» Stated exercise
Every line below that contains "cuadro" is to be copied.

» Given records

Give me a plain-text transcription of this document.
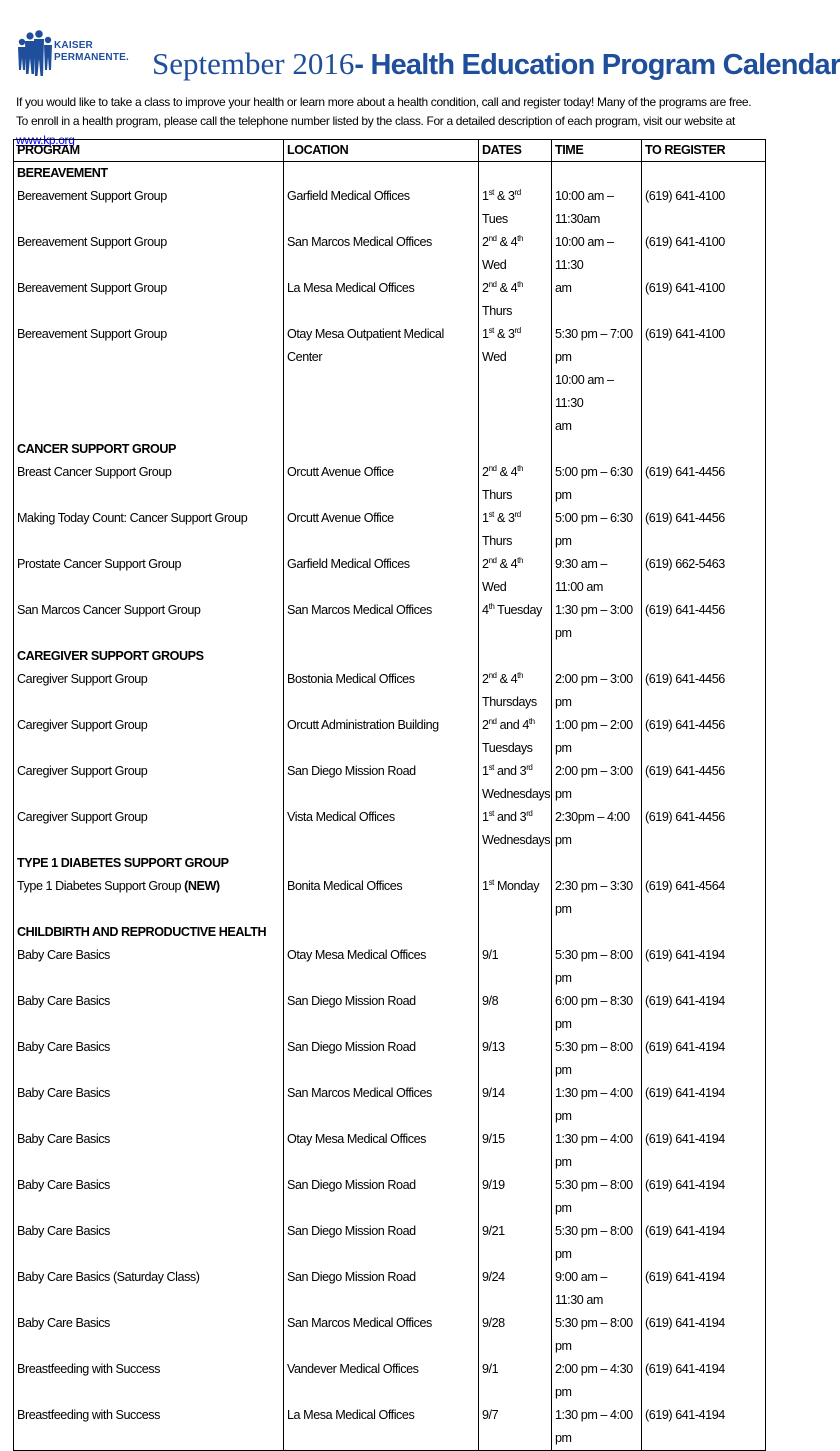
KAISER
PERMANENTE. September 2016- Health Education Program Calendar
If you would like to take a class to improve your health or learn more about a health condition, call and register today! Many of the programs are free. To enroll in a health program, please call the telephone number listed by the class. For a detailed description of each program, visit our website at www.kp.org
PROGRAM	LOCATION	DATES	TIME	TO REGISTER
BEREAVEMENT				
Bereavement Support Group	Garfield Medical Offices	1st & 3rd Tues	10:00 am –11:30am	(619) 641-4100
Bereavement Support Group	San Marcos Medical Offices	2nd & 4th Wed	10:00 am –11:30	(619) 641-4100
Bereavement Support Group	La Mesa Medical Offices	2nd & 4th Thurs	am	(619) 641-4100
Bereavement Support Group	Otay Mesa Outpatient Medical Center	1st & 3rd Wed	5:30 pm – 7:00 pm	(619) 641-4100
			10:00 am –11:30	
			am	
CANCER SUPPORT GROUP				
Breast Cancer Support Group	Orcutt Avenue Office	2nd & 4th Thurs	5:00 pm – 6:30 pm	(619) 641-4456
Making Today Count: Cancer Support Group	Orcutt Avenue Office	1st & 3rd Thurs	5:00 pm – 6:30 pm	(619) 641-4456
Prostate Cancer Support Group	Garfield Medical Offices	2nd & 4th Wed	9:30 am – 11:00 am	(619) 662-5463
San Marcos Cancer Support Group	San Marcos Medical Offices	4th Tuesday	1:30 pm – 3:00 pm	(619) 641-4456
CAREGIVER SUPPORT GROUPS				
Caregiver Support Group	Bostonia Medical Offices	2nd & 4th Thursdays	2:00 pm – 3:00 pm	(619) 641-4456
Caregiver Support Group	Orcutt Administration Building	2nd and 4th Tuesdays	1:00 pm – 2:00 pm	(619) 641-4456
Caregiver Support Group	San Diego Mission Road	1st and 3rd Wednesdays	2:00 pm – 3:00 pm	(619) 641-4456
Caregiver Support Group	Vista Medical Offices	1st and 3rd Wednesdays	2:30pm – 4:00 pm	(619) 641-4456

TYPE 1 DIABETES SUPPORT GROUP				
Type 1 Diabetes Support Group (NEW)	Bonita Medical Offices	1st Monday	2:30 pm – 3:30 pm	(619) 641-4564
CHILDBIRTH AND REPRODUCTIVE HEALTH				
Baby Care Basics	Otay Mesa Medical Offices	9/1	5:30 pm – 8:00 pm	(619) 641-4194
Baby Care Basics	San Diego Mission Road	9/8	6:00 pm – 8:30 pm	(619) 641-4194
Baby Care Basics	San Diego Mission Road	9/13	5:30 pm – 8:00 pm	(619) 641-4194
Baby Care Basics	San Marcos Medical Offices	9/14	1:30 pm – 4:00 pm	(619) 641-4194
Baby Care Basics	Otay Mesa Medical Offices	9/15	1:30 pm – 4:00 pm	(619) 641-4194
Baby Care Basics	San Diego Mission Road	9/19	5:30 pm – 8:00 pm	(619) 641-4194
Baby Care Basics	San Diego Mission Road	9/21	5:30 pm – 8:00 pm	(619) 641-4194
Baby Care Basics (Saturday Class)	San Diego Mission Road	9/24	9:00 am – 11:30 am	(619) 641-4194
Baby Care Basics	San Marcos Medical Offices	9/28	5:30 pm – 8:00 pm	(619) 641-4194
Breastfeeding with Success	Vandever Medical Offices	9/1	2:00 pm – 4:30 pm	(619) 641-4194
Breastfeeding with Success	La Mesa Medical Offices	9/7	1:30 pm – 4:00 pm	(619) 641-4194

--

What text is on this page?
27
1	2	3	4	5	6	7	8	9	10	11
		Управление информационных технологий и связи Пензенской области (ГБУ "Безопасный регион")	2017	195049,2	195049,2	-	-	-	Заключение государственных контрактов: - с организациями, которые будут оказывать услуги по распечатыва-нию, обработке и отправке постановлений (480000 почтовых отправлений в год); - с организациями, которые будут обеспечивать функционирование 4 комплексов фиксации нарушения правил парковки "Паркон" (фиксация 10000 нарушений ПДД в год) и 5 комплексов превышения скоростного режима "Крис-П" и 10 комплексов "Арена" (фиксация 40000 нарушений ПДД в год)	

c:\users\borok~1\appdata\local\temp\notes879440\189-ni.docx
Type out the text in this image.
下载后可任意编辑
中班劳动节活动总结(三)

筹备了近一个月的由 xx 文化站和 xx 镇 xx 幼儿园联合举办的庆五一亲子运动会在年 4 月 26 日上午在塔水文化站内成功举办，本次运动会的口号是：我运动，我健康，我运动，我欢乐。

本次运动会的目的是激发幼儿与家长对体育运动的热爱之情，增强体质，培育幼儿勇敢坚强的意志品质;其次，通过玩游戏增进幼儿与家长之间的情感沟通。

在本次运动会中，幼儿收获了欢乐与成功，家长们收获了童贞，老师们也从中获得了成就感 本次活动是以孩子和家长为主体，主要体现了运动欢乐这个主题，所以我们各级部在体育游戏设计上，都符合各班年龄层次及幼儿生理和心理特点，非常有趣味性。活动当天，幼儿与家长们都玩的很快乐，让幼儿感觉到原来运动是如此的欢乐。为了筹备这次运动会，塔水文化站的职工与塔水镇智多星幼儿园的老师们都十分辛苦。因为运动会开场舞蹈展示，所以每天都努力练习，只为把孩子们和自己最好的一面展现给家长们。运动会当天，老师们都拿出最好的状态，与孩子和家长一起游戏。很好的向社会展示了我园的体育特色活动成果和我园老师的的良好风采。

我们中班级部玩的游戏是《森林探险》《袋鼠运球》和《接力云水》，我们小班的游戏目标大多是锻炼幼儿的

...

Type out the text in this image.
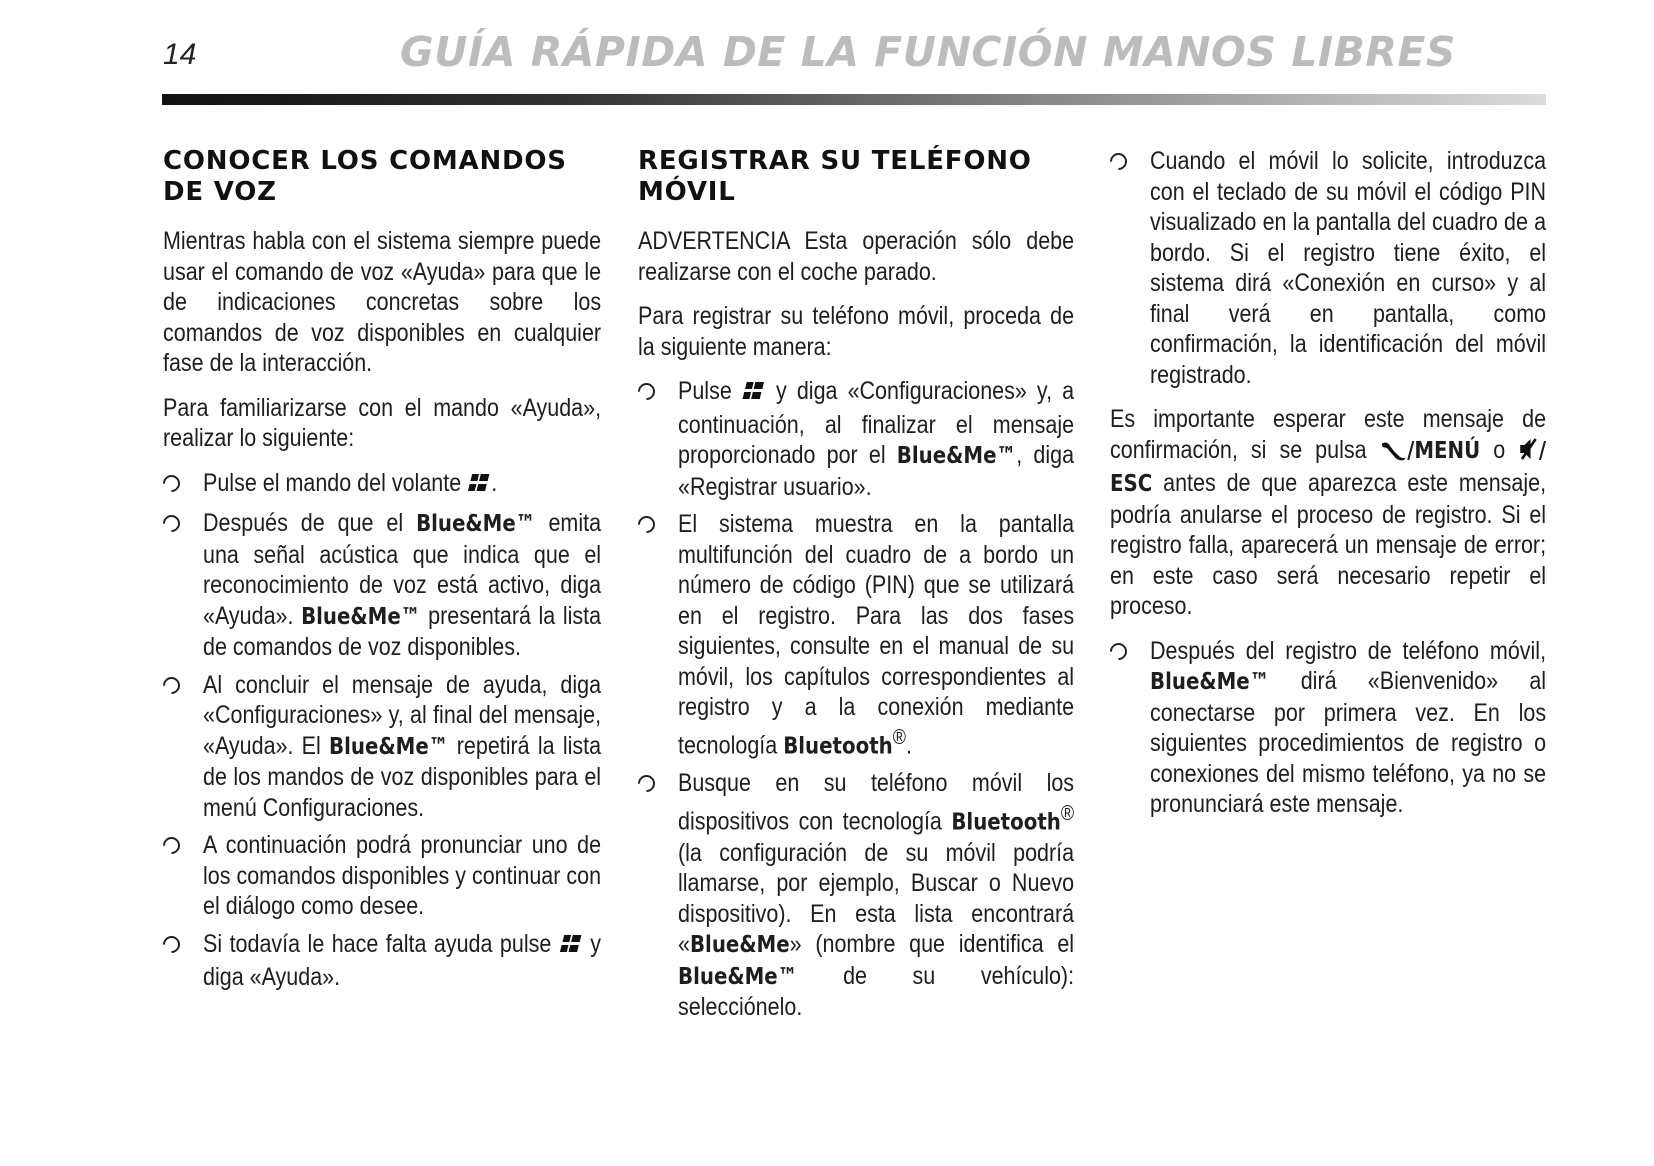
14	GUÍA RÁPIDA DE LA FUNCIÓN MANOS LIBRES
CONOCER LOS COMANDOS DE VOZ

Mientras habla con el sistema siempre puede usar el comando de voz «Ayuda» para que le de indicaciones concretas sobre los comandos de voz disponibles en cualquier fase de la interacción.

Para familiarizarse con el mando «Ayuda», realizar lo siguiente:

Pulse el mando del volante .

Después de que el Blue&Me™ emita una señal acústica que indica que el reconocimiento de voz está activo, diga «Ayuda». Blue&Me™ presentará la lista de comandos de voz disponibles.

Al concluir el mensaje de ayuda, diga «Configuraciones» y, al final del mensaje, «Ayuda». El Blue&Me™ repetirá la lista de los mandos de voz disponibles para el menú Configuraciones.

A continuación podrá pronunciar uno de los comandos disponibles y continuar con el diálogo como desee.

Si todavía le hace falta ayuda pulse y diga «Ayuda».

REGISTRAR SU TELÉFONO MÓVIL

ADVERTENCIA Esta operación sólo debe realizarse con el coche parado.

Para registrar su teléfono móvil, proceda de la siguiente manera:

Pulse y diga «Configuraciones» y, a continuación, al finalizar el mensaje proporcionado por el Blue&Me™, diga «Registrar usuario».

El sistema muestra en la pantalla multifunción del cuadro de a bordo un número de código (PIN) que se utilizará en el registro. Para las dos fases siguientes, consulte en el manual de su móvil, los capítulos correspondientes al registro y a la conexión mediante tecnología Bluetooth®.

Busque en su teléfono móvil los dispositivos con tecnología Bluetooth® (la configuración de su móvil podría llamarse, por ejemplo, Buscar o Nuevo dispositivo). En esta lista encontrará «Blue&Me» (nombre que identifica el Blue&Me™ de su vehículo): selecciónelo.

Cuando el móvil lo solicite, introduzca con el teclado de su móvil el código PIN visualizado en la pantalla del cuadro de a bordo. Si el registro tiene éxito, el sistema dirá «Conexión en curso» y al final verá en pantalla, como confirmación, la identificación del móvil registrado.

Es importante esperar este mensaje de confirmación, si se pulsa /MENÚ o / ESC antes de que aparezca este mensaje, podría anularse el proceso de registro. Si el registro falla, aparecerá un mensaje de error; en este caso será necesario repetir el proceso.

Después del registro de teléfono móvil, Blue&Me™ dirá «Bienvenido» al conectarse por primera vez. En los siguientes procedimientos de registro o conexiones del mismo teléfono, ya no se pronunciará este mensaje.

» Result of this task
El sistema muestra en la pantalla multifunción del cuadro de a bordo un número de código (PIN) que se utilizará en el registro. Para las dos fases siguientes, consulte en el manual de su móvil, los capítulos correspondientes al registro y a la conexión mediante tecnología Bluetooth®.
Cuando el móvil lo solicite, introduzca con el teclado de su móvil el código PIN visualizado en la pantalla del cuadro de a bordo. Si el registro tiene éxito, el sistema dirá «Conexión en curso» y al final verá en pantalla, como confirmación, la identificación del móvil registrado.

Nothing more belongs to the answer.